Entries provided
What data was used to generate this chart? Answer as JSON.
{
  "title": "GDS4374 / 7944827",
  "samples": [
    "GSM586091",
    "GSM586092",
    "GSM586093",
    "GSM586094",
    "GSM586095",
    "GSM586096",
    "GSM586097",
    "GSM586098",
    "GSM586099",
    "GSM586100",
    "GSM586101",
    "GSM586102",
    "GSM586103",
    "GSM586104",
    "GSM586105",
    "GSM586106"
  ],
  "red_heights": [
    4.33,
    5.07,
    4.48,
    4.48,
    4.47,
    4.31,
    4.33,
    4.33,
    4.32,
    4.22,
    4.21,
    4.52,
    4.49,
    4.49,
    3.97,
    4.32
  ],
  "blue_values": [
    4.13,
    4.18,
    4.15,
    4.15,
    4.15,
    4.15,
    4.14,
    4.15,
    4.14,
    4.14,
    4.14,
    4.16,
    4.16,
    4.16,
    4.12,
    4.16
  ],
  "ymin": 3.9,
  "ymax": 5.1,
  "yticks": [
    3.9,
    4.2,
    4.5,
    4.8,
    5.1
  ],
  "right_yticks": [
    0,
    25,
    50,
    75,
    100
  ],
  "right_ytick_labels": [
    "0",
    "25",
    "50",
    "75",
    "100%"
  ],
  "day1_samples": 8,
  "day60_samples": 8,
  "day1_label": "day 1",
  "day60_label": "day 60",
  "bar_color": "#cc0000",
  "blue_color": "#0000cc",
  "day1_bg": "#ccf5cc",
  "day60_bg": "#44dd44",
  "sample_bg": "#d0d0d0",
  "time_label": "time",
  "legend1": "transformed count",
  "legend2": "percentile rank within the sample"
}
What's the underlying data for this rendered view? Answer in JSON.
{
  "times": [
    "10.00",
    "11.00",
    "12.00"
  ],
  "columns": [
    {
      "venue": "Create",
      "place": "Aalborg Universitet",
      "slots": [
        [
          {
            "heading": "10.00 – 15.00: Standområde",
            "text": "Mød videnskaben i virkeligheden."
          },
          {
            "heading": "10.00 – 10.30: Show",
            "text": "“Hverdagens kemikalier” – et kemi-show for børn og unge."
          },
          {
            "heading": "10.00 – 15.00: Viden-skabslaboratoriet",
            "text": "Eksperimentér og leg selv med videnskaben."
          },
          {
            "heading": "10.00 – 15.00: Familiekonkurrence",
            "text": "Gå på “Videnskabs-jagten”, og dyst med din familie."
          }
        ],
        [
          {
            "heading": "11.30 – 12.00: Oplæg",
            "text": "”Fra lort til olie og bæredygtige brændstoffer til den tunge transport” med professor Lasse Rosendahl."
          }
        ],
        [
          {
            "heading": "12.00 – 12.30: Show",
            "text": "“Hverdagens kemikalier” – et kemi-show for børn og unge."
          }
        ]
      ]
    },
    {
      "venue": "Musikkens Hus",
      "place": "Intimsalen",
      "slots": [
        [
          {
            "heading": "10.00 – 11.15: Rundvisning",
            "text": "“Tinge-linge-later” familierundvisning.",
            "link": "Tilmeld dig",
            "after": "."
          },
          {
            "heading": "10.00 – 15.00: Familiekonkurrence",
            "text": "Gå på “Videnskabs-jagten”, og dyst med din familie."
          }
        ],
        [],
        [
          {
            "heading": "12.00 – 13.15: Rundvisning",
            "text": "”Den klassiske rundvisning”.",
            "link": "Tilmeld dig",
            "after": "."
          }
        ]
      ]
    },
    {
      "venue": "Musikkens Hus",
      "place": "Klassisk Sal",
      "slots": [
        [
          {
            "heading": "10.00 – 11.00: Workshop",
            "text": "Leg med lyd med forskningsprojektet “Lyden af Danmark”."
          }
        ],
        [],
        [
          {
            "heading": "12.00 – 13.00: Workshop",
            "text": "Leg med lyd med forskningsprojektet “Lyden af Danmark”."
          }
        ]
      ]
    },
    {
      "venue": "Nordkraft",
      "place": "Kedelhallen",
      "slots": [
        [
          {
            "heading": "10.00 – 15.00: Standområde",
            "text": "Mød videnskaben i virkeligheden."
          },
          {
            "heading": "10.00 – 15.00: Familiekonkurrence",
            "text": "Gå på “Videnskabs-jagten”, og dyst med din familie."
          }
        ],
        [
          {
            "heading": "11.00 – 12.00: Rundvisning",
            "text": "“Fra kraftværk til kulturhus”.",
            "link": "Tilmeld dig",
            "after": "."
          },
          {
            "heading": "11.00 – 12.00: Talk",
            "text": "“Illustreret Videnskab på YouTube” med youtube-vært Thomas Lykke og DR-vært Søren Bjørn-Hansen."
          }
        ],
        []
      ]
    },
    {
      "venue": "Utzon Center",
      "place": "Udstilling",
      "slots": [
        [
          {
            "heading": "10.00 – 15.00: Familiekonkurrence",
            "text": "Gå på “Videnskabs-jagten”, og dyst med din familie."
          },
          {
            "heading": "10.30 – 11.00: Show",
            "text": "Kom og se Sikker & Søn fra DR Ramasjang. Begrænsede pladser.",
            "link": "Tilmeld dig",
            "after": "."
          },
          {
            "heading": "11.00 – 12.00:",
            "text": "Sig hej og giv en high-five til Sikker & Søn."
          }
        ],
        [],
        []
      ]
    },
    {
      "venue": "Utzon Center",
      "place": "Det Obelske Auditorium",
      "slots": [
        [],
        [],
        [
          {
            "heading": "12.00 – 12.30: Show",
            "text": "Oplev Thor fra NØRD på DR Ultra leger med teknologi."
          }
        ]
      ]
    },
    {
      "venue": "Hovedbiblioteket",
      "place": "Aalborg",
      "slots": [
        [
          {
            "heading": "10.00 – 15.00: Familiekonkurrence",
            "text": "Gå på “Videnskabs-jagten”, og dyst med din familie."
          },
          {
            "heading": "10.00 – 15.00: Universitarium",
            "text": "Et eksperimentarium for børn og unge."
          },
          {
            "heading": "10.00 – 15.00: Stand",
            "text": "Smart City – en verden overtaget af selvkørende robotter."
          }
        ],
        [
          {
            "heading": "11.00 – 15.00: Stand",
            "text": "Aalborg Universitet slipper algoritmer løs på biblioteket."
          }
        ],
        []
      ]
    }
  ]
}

Short problem
Please set down all the data word for word.

Final result
What data was used to generate this chart? Answer as JSON.
{
  "title": "GDS4374 / 7944827",
  "samples": [
    "GSM586091",
    "GSM586092",
    "GSM586093",
    "GSM586094",
    "GSM586095",
    "GSM586096",
    "GSM586097",
    "GSM586098",
    "GSM586099",
    "GSM586100",
    "GSM586101",
    "GSM586102",
    "GSM586103",
    "GSM586104",
    "GSM586105",
    "GSM586106"
  ],
  "red_heights": [
    4.33,
    5.07,
    4.48,
    4.48,
    4.47,
    4.31,
    4.33,
    4.33,
    4.32,
    4.22,
    4.21,
    4.52,
    4.49,
    4.49,
    3.97,
    4.32
  ],
  "blue_values": [
    4.13,
    4.18,
    4.15,
    4.15,
    4.15,
    4.15,
    4.14,
    4.15,
    4.14,
    4.14,
    4.14,
    4.16,
    4.16,
    4.16,
    4.12,
    4.16
  ],
  "ymin": 3.9,
  "ymax": 5.1,
  "yticks": [
    3.9,
    4.2,
    4.5,
    4.8,
    5.1
  ],
  "right_yticks": [
    0,
    25,
    50,
    75,
    100
  ],
  "right_ytick_labels": [
    "0",
    "25",
    "50",
    "75",
    "100%"
  ],
  "day1_samples": 8,
  "day60_samples": 8,
  "day1_label": "day 1",
  "day60_label": "day 60",
  "bar_color": "#cc0000",
  "blue_color": "#0000cc",
  "day1_bg": "#ccf5cc",
  "day60_bg": "#44dd44",
  "sample_bg": "#d0d0d0",
  "time_label": "time",
  "legend1": "transformed count",
  "legend2": "percentile rank within the sample"
}
What's the underlying data for this rendered view? Answer in JSON.
{
  "times": [
    "10.00",
    "11.00",
    "12.00"
  ],
  "columns": [
    {
      "venue": "Create",
      "place": "Aalborg Universitet",
      "slots": [
        [
          {
            "heading": "10.00 – 15.00: Standområde",
            "text": "Mød videnskaben i virkeligheden."
          },
          {
            "heading": "10.00 – 10.30: Show",
            "text": "“Hverdagens kemikalier” – et kemi-show for børn og unge."
          },
          {
            "heading": "10.00 – 15.00: Viden-skabslaboratoriet",
            "text": "Eksperimentér og leg selv med videnskaben."
          },
          {
            "heading": "10.00 – 15.00: Familiekonkurrence",
            "text": "Gå på “Videnskabs-jagten”, og dyst med din familie."
          }
        ],
        [
          {
            "heading": "11.30 – 12.00: Oplæg",
            "text": "”Fra lort til olie og bæredygtige brændstoffer til den tunge transport” med professor Lasse Rosendahl."
          }
        ],
        [
          {
            "heading": "12.00 – 12.30: Show",
            "text": "“Hverdagens kemikalier” – et kemi-show for børn og unge."
          }
        ]
      ]
    },
    {
      "venue": "Musikkens Hus",
      "place": "Intimsalen",
      "slots": [
        [
          {
            "heading": "10.00 – 11.15: Rundvisning",
            "text": "“Tinge-linge-later” familierundvisning.",
            "link": "Tilmeld dig",
            "after": "."
          },
          {
            "heading": "10.00 – 15.00: Familiekonkurrence",
            "text": "Gå på “Videnskabs-jagten”, og dyst med din familie."
          }
        ],
        [],
        [
          {
            "heading": "12.00 – 13.15: Rundvisning",
            "text": "”Den klassiske rundvisning”.",
            "link": "Tilmeld dig",
            "after": "."
          }
        ]
      ]
    },
    {
      "venue": "Musikkens Hus",
      "place": "Klassisk Sal",
      "slots": [
        [
          {
            "heading": "10.00 – 11.00: Workshop",
            "text": "Leg med lyd med forskningsprojektet “Lyden af Danmark”."
          }
        ],
        [],
        [
          {
            "heading": "12.00 – 13.00: Workshop",
            "text": "Leg med lyd med forskningsprojektet “Lyden af Danmark”."
          }
        ]
      ]
    },
    {
      "venue": "Nordkraft",
      "place": "Kedelhallen",
      "slots": [
        [
          {
            "heading": "10.00 – 15.00: Standområde",
            "text": "Mød videnskaben i virkeligheden."
          },
          {
            "heading": "10.00 – 15.00: Familiekonkurrence",
            "text": "Gå på “Videnskabs-jagten”, og dyst med din familie."
          }
        ],
        [
          {
            "heading": "11.00 – 12.00: Rundvisning",
            "text": "“Fra kraftværk til kulturhus”.",
            "link": "Tilmeld dig",
            "after": "."
          },
          {
            "heading": "11.00 – 12.00: Talk",
            "text": "“Illustreret Videnskab på YouTube” med youtube-vært Thomas Lykke og DR-vært Søren Bjørn-Hansen."
          }
        ],
        []
      ]
    },
    {
      "venue": "Utzon Center",
      "place": "Udstilling",
      "slots": [
        [
          {
            "heading": "10.00 – 15.00: Familiekonkurrence",
            "text": "Gå på “Videnskabs-jagten”, og dyst med din familie."
          },
          {
            "heading": "10.30 – 11.00: Show",
            "text": "Kom og se Sikker & Søn fra DR Ramasjang. Begrænsede pladser.",
            "link": "Tilmeld dig",
            "after": "."
          },
          {
            "heading": "11.00 – 12.00:",
            "text": "Sig hej og giv en high-five til Sikker & Søn."
          }
        ],
        [],
        []
      ]
    },
    {
      "venue": "Utzon Center",
      "place": "Det Obelske Auditorium",
      "slots": [
        [],
        [],
        [
          {
            "heading": "12.00 – 12.30: Show",
            "text": "Oplev Thor fra NØRD på DR Ultra leger med teknologi."
          }
        ]
      ]
    },
    {
      "venue": "Hovedbiblioteket",
      "place": "Aalborg",
      "slots": [
        [
          {
            "heading": "10.00 – 15.00: Familiekonkurrence",
            "text": "Gå på “Videnskabs-jagten”, og dyst med din familie."
          },
          {
            "heading": "10.00 – 15.00: Universitarium",
            "text": "Et eksperimentarium for børn og unge."
          },
          {
            "heading": "10.00 – 15.00: Stand",
            "text": "Smart City – en verden overtaget af selvkørende robotter."
          }
        ],
        [
          {
            "heading": "11.00 – 15.00: Stand",
            "text": "Aalborg Universitet slipper algoritmer løs på biblioteket."
          }
        ],
        []
      ]
    }
  ]
}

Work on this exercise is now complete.